* [Exercise requirements] Extract each line of the data and write it out again exactly.

* [Task material]
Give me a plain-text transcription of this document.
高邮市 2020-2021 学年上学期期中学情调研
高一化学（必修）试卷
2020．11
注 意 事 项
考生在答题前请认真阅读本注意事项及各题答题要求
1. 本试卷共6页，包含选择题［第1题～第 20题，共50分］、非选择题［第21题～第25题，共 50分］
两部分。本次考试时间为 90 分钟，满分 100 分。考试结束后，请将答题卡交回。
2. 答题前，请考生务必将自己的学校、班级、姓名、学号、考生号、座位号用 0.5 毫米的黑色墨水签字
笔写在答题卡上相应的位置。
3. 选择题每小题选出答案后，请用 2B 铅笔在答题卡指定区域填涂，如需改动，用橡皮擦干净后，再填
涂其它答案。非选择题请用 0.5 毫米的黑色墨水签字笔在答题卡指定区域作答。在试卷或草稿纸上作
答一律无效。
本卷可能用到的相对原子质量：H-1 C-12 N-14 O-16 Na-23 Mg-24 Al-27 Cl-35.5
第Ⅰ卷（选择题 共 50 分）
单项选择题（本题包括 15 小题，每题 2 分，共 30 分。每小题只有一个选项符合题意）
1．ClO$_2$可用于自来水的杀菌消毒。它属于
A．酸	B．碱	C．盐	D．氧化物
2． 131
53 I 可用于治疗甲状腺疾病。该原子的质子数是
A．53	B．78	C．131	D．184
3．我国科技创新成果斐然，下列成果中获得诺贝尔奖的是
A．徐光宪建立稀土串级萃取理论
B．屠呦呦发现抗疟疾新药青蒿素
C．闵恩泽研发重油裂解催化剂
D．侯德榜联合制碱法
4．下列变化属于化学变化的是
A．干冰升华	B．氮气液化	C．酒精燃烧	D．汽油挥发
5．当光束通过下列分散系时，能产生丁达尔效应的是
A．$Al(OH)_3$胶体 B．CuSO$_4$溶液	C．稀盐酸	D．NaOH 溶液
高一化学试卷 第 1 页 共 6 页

* [Exercise solution]
Give me a plain-text transcription of this document.
高邮市 2020-2021 学年上学期期中学情调研
高一化学（必修）试卷
2020．11
注 意 事 项
考生在答题前请认真阅读本注意事项及各题答题要求
1. 本试卷共6页，包含选择题［第1题～第 20题，共50分］、非选择题［第21题～第25题，共 50分］
两部分。本次考试时间为 90 分钟，满分 100 分。考试结束后，请将答题卡交回。
2. 答题前，请考生务必将自己的学校、班级、姓名、学号、考生号、座位号用 0.5 毫米的黑色墨水签字
笔写在答题卡上相应的位置。
3. 选择题每小题选出答案后，请用 2B 铅笔在答题卡指定区域填涂，如需改动，用橡皮擦干净后，再填
涂其它答案。非选择题请用 0.5 毫米的黑色墨水签字笔在答题卡指定区域作答。在试卷或草稿纸上作
答一律无效。
本卷可能用到的相对原子质量：H-1 C-12 N-14 O-16 Na-23 Mg-24 Al-27 Cl-35.5
第Ⅰ卷（选择题 共 50 分）
单项选择题（本题包括 15 小题，每题 2 分，共 30 分。每小题只有一个选项符合题意）
1．ClO$_2$可用于自来水的杀菌消毒。它属于
A．酸	B．碱	C．盐	D．氧化物
2． 131
53 I 可用于治疗甲状腺疾病。该原子的质子数是
A．53	B．78	C．131	D．184
3．我国科技创新成果斐然，下列成果中获得诺贝尔奖的是
A．徐光宪建立稀土串级萃取理论
B．屠呦呦发现抗疟疾新药青蒿素
C．闵恩泽研发重油裂解催化剂
D．侯德榜联合制碱法
4．下列变化属于化学变化的是
A．干冰升华	B．氮气液化	C．酒精燃烧	D．汽油挥发
5．当光束通过下列分散系时，能产生丁达尔效应的是
A．$Al(OH)_3$胶体 B．CuSO$_4$溶液	C．稀盐酸	D．NaOH 溶液
高一化学试卷 第 1 页 共 6 页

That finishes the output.